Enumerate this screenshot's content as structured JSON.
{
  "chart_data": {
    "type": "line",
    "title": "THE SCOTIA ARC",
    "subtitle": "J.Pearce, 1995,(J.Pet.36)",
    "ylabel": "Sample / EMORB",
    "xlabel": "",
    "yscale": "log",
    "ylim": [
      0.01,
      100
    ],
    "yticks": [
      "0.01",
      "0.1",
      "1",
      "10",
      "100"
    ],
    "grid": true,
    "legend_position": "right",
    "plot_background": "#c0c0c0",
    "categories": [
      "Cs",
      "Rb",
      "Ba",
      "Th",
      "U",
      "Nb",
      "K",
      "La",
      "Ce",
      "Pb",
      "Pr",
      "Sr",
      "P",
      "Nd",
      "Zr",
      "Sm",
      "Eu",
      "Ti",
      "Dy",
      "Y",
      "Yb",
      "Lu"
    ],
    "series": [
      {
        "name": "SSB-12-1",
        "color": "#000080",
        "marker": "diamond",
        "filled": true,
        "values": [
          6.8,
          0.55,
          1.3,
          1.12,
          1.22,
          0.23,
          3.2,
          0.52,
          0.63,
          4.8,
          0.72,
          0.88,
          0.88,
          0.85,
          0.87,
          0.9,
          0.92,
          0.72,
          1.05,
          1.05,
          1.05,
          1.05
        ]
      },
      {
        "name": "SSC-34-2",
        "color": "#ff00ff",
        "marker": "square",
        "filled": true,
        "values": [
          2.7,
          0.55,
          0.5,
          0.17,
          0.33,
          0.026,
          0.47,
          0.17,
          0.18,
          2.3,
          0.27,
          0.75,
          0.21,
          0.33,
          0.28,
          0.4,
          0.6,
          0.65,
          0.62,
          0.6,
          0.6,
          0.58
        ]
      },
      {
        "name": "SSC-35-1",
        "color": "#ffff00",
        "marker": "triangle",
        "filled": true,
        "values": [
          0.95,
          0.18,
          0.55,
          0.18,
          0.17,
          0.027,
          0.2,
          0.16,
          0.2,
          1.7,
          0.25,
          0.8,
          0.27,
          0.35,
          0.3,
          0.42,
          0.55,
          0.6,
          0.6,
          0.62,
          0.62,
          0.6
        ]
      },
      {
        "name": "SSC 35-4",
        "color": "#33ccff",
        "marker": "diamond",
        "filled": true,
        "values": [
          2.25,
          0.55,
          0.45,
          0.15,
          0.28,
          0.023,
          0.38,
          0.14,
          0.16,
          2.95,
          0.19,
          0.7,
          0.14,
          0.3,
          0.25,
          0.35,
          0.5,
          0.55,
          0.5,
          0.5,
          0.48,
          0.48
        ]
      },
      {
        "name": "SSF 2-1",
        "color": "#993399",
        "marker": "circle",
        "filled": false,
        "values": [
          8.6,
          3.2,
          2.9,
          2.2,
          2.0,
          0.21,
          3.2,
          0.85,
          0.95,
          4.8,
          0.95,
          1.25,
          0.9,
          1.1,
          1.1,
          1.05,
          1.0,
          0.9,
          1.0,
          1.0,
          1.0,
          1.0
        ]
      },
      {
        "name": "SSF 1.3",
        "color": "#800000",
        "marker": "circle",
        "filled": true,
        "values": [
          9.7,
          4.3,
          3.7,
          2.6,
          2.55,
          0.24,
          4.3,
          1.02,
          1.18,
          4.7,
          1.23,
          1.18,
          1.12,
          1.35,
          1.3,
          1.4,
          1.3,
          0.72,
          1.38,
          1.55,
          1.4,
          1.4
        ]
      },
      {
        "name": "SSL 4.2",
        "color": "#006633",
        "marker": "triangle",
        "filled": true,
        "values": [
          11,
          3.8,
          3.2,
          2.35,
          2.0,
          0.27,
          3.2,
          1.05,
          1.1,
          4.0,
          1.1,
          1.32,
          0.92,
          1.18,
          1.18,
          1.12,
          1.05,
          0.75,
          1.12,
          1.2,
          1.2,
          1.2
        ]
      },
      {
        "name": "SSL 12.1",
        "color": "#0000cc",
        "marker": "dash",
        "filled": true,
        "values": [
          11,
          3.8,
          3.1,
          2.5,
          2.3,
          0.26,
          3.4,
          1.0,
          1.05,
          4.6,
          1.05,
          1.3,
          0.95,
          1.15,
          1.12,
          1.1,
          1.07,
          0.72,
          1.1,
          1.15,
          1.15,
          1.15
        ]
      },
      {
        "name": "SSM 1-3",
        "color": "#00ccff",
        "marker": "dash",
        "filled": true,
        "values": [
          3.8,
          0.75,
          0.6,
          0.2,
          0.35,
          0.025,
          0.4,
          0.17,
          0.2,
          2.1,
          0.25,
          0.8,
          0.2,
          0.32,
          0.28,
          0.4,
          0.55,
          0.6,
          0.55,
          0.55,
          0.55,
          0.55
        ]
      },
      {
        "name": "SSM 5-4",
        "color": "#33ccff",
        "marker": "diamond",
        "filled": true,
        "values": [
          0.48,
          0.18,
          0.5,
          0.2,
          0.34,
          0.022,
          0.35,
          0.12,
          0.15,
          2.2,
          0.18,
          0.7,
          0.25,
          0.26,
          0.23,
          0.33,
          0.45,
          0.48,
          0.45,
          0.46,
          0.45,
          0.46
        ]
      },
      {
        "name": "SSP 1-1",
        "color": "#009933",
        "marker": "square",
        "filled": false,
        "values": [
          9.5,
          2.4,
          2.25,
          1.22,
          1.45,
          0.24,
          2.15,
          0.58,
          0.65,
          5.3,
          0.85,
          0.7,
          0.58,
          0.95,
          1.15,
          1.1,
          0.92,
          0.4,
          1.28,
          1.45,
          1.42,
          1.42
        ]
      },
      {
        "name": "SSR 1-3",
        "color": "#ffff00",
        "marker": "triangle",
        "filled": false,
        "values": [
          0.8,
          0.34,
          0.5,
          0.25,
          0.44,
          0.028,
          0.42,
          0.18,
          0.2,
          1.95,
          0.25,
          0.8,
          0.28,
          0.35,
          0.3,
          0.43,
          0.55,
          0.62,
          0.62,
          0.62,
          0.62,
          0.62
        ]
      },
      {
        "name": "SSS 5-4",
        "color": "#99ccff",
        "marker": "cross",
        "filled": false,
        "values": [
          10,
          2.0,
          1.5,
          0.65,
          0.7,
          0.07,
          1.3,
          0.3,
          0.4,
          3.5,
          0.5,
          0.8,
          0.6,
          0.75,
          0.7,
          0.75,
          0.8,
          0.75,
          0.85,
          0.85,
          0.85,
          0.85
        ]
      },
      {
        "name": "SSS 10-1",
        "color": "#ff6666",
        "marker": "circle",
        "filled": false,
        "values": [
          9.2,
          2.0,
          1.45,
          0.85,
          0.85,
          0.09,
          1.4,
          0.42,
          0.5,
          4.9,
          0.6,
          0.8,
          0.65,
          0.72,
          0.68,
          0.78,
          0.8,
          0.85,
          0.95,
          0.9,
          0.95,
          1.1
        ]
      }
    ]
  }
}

* * *

- Exercise directions -
Exactly as shown, repeat every record.

- Written response -
Enumerate this screenshot's content as structured JSON.
{
  "chart_data": {
    "type": "line",
    "title": "THE SCOTIA ARC",
    "subtitle": "J.Pearce, 1995,(J.Pet.36)",
    "ylabel": "Sample / EMORB",
    "xlabel": "",
    "yscale": "log",
    "ylim": [
      0.01,
      100
    ],
    "yticks": [
      "0.01",
      "0.1",
      "1",
      "10",
      "100"
    ],
    "grid": true,
    "legend_position": "right",
    "plot_background": "#c0c0c0",
    "categories": [
      "Cs",
      "Rb",
      "Ba",
      "Th",
      "U",
      "Nb",
      "K",
      "La",
      "Ce",
      "Pb",
      "Pr",
      "Sr",
      "P",
      "Nd",
      "Zr",
      "Sm",
      "Eu",
      "Ti",
      "Dy",
      "Y",
      "Yb",
      "Lu"
    ],
    "series": [
      {
        "name": "SSB-12-1",
        "color": "#000080",
        "marker": "diamond",
        "filled": true,
        "values": [
          6.8,
          0.55,
          1.3,
          1.12,
          1.22,
          0.23,
          3.2,
          0.52,
          0.63,
          4.8,
          0.72,
          0.88,
          0.88,
          0.85,
          0.87,
          0.9,
          0.92,
          0.72,
          1.05,
          1.05,
          1.05,
          1.05
        ]
      },
      {
        "name": "SSC-34-2",
        "color": "#ff00ff",
        "marker": "square",
        "filled": true,
        "values": [
          2.7,
          0.55,
          0.5,
          0.17,
          0.33,
          0.026,
          0.47,
          0.17,
          0.18,
          2.3,
          0.27,
          0.75,
          0.21,
          0.33,
          0.28,
          0.4,
          0.6,
          0.65,
          0.62,
          0.6,
          0.6,
          0.58
        ]
      },
      {
        "name": "SSC-35-1",
        "color": "#ffff00",
        "marker": "triangle",
        "filled": true,
        "values": [
          0.95,
          0.18,
          0.55,
          0.18,
          0.17,
          0.027,
          0.2,
          0.16,
          0.2,
          1.7,
          0.25,
          0.8,
          0.27,
          0.35,
          0.3,
          0.42,
          0.55,
          0.6,
          0.6,
          0.62,
          0.62,
          0.6
        ]
      },
      {
        "name": "SSC 35-4",
        "color": "#33ccff",
        "marker": "diamond",
        "filled": true,
        "values": [
          2.25,
          0.55,
          0.45,
          0.15,
          0.28,
          0.023,
          0.38,
          0.14,
          0.16,
          2.95,
          0.19,
          0.7,
          0.14,
          0.3,
          0.25,
          0.35,
          0.5,
          0.55,
          0.5,
          0.5,
          0.48,
          0.48
        ]
      },
      {
        "name": "SSF 2-1",
        "color": "#993399",
        "marker": "circle",
        "filled": false,
        "values": [
          8.6,
          3.2,
          2.9,
          2.2,
          2.0,
          0.21,
          3.2,
          0.85,
          0.95,
          4.8,
          0.95,
          1.25,
          0.9,
          1.1,
          1.1,
          1.05,
          1.0,
          0.9,
          1.0,
          1.0,
          1.0,
          1.0
        ]
      },
      {
        "name": "SSF 1.3",
        "color": "#800000",
        "marker": "circle",
        "filled": true,
        "values": [
          9.7,
          4.3,
          3.7,
          2.6,
          2.55,
          0.24,
          4.3,
          1.02,
          1.18,
          4.7,
          1.23,
          1.18,
          1.12,
          1.35,
          1.3,
          1.4,
          1.3,
          0.72,
          1.38,
          1.55,
          1.4,
          1.4
        ]
      },
      {
        "name": "SSL 4.2",
        "color": "#006633",
        "marker": "triangle",
        "filled": true,
        "values": [
          11,
          3.8,
          3.2,
          2.35,
          2.0,
          0.27,
          3.2,
          1.05,
          1.1,
          4.0,
          1.1,
          1.32,
          0.92,
          1.18,
          1.18,
          1.12,
          1.05,
          0.75,
          1.12,
          1.2,
          1.2,
          1.2
        ]
      },
      {
        "name": "SSL 12.1",
        "color": "#0000cc",
        "marker": "dash",
        "filled": true,
        "values": [
          11,
          3.8,
          3.1,
          2.5,
          2.3,
          0.26,
          3.4,
          1.0,
          1.05,
          4.6,
          1.05,
          1.3,
          0.95,
          1.15,
          1.12,
          1.1,
          1.07,
          0.72,
          1.1,
          1.15,
          1.15,
          1.15
        ]
      },
      {
        "name": "SSM 1-3",
        "color": "#00ccff",
        "marker": "dash",
        "filled": true,
        "values": [
          3.8,
          0.75,
          0.6,
          0.2,
          0.35,
          0.025,
          0.4,
          0.17,
          0.2,
          2.1,
          0.25,
          0.8,
          0.2,
          0.32,
          0.28,
          0.4,
          0.55,
          0.6,
          0.55,
          0.55,
          0.55,
          0.55
        ]
      },
      {
        "name": "SSM 5-4",
        "color": "#33ccff",
        "marker": "diamond",
        "filled": true,
        "values": [
          0.48,
          0.18,
          0.5,
          0.2,
          0.34,
          0.022,
          0.35,
          0.12,
          0.15,
          2.2,
          0.18,
          0.7,
          0.25,
          0.26,
          0.23,
          0.33,
          0.45,
          0.48,
          0.45,
          0.46,
          0.45,
          0.46
        ]
      },
      {
        "name": "SSP 1-1",
        "color": "#009933",
        "marker": "square",
        "filled": false,
        "values": [
          9.5,
          2.4,
          2.25,
          1.22,
          1.45,
          0.24,
          2.15,
          0.58,
          0.65,
          5.3,
          0.85,
          0.7,
          0.58,
          0.95,
          1.15,
          1.1,
          0.92,
          0.4,
          1.28,
          1.45,
          1.42,
          1.42
        ]
      },
      {
        "name": "SSR 1-3",
        "color": "#ffff00",
        "marker": "triangle",
        "filled": false,
        "values": [
          0.8,
          0.34,
          0.5,
          0.25,
          0.44,
          0.028,
          0.42,
          0.18,
          0.2,
          1.95,
          0.25,
          0.8,
          0.28,
          0.35,
          0.3,
          0.43,
          0.55,
          0.62,
          0.62,
          0.62,
          0.62,
          0.62
        ]
      },
      {
        "name": "SSS 5-4",
        "color": "#99ccff",
        "marker": "cross",
        "filled": false,
        "values": [
          10,
          2.0,
          1.5,
          0.65,
          0.7,
          0.07,
          1.3,
          0.3,
          0.4,
          3.5,
          0.5,
          0.8,
          0.6,
          0.75,
          0.7,
          0.75,
          0.8,
          0.75,
          0.85,
          0.85,
          0.85,
          0.85
        ]
      },
      {
        "name": "SSS 10-1",
        "color": "#ff6666",
        "marker": "circle",
        "filled": false,
        "values": [
          9.2,
          2.0,
          1.45,
          0.85,
          0.85,
          0.09,
          1.4,
          0.42,
          0.5,
          4.9,
          0.6,
          0.8,
          0.65,
          0.72,
          0.68,
          0.78,
          0.8,
          0.85,
          0.95,
          0.9,
          0.95,
          1.1
        ]
      }
    ]
  }
}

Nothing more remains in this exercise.